-- START OF Material provided --
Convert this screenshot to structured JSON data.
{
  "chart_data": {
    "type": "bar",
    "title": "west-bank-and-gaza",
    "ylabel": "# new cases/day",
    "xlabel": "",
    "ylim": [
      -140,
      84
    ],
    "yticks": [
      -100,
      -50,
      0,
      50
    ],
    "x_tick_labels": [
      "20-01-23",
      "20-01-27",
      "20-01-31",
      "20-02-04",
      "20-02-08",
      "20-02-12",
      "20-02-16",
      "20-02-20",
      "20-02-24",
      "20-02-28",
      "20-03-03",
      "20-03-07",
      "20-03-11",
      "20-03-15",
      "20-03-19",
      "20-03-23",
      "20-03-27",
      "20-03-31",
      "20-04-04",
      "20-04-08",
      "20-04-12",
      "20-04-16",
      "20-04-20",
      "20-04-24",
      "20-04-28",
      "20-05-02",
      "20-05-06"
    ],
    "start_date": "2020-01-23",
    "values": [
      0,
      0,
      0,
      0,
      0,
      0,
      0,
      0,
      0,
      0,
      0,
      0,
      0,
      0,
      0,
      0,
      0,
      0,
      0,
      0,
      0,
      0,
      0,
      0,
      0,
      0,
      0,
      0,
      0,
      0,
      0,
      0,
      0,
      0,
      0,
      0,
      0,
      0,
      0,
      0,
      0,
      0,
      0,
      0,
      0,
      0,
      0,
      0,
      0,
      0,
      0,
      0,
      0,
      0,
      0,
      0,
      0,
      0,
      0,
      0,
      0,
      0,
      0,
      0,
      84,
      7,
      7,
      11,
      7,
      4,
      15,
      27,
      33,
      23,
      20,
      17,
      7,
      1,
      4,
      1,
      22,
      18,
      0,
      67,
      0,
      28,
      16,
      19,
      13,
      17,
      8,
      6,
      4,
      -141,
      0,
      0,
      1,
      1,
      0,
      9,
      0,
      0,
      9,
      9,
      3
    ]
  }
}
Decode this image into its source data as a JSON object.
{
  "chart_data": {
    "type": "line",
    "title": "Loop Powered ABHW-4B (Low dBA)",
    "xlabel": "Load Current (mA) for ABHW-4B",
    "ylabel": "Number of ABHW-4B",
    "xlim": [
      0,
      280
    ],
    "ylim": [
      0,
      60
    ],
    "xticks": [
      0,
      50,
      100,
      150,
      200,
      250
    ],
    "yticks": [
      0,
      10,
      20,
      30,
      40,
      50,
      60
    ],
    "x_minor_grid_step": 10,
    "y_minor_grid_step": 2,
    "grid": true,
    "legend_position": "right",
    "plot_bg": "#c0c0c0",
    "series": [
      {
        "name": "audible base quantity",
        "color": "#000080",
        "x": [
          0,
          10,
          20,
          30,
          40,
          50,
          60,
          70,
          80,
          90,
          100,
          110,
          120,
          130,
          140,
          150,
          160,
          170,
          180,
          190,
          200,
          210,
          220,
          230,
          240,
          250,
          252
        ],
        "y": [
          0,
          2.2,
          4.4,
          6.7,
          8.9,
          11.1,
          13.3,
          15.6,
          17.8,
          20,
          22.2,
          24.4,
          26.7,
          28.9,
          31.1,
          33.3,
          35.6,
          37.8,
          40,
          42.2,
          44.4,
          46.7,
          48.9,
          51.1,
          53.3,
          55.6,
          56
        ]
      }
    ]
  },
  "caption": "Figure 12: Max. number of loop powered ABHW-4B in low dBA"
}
-- END OF Material provided --
-- START OF Material provided --
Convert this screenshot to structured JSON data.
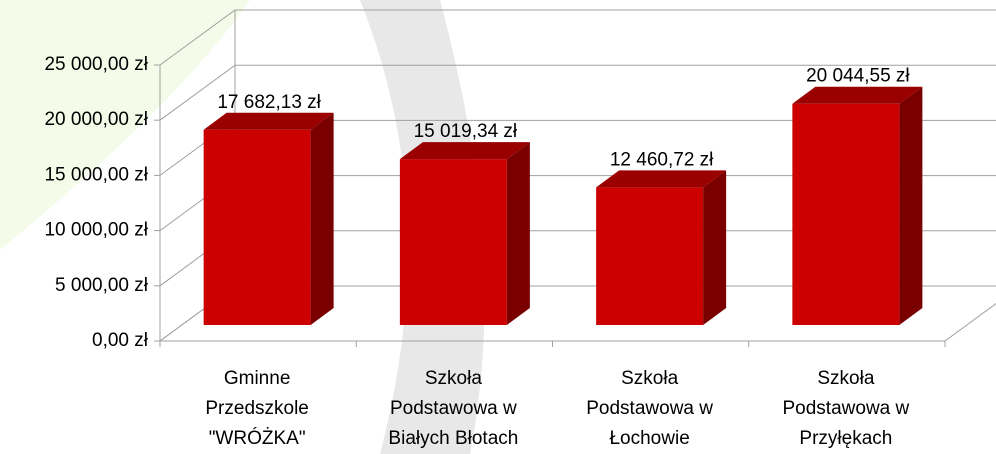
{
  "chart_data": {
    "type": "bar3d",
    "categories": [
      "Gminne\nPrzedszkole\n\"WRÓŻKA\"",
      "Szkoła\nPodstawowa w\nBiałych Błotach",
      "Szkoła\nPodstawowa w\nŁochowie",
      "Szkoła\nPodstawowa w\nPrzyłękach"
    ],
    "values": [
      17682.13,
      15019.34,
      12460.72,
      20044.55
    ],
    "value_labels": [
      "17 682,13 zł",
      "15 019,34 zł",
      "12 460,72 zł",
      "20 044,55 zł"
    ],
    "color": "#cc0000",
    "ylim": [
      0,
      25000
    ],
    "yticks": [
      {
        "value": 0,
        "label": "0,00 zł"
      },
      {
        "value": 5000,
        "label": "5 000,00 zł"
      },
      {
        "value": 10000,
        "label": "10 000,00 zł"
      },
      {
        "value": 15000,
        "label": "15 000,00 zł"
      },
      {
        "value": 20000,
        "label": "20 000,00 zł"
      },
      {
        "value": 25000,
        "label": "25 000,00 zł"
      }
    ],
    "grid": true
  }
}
-- END OF Material provided --
Check each line of the data above for the word "Szkoła" and say how many lines contain it, giving nothing besides the number.

3